What you need to do: Find the lines of data that contain the string "土壤环境质量监测网", then list them.

Stored entries:

--- --- ---

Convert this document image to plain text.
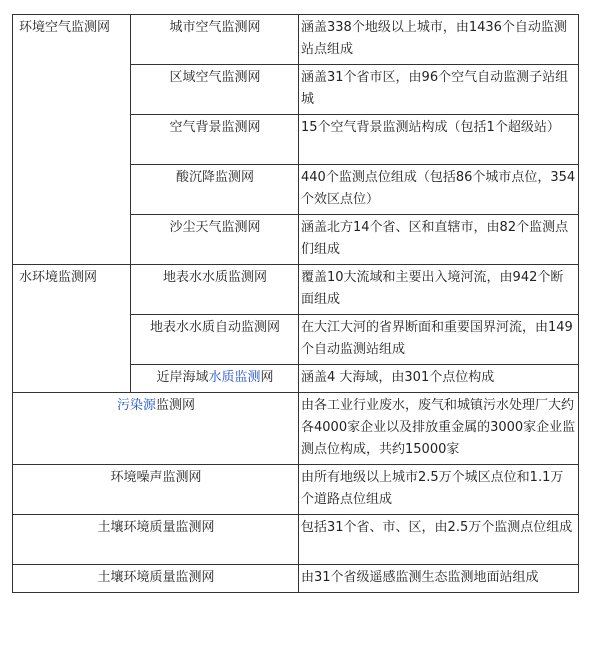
环境空气监测网	城市空气监测网	涵盖338个地级以上城市，由1436个自动监测站点组成
	区域空气监测网	涵盖31个省市区，由96个空气自动监测子站组城
	空气背景监测网	15个空气背景监测站构成（包括1个超级站）
	酸沉降监测网	440个监测点位组成（包括86个城市点位，354个效区点位）
	沙尘天气监测网	涵盖北方14个省、区和直辖市，由82个监测点们组成
水环境监测网	地表水水质监测网	覆盖10大流域和主要出入境河流，由942个断面组成
	地表水水质自动监测网	在大江大河的省界断面和重要国界河流，由149个自动监测站组成
	近岸海域水质监测网	涵盖4 大海域，由301个点位构成
污染源监测网		由各工业行业废水，废气和城镇污水处理厂大约各4000家企业以及排放重金属的3000家企业监测点位构成，共约15000家
环境噪声监测网		由所有地级以上城市2.5万个城区点位和1.1万个道路点位组成
土壤环境质量监测网		包括31个省、市、区，由2.5万个监测点位组成
土壤环境质量监测网		由31个省级遥感监测生态监测地面站组成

--- --- ---

Final answer:
土壤环境质量监测网		包括31个省、市、区，由2.5万个监测点位组成
土壤环境质量监测网		由31个省级遥感监测生态监测地面站组成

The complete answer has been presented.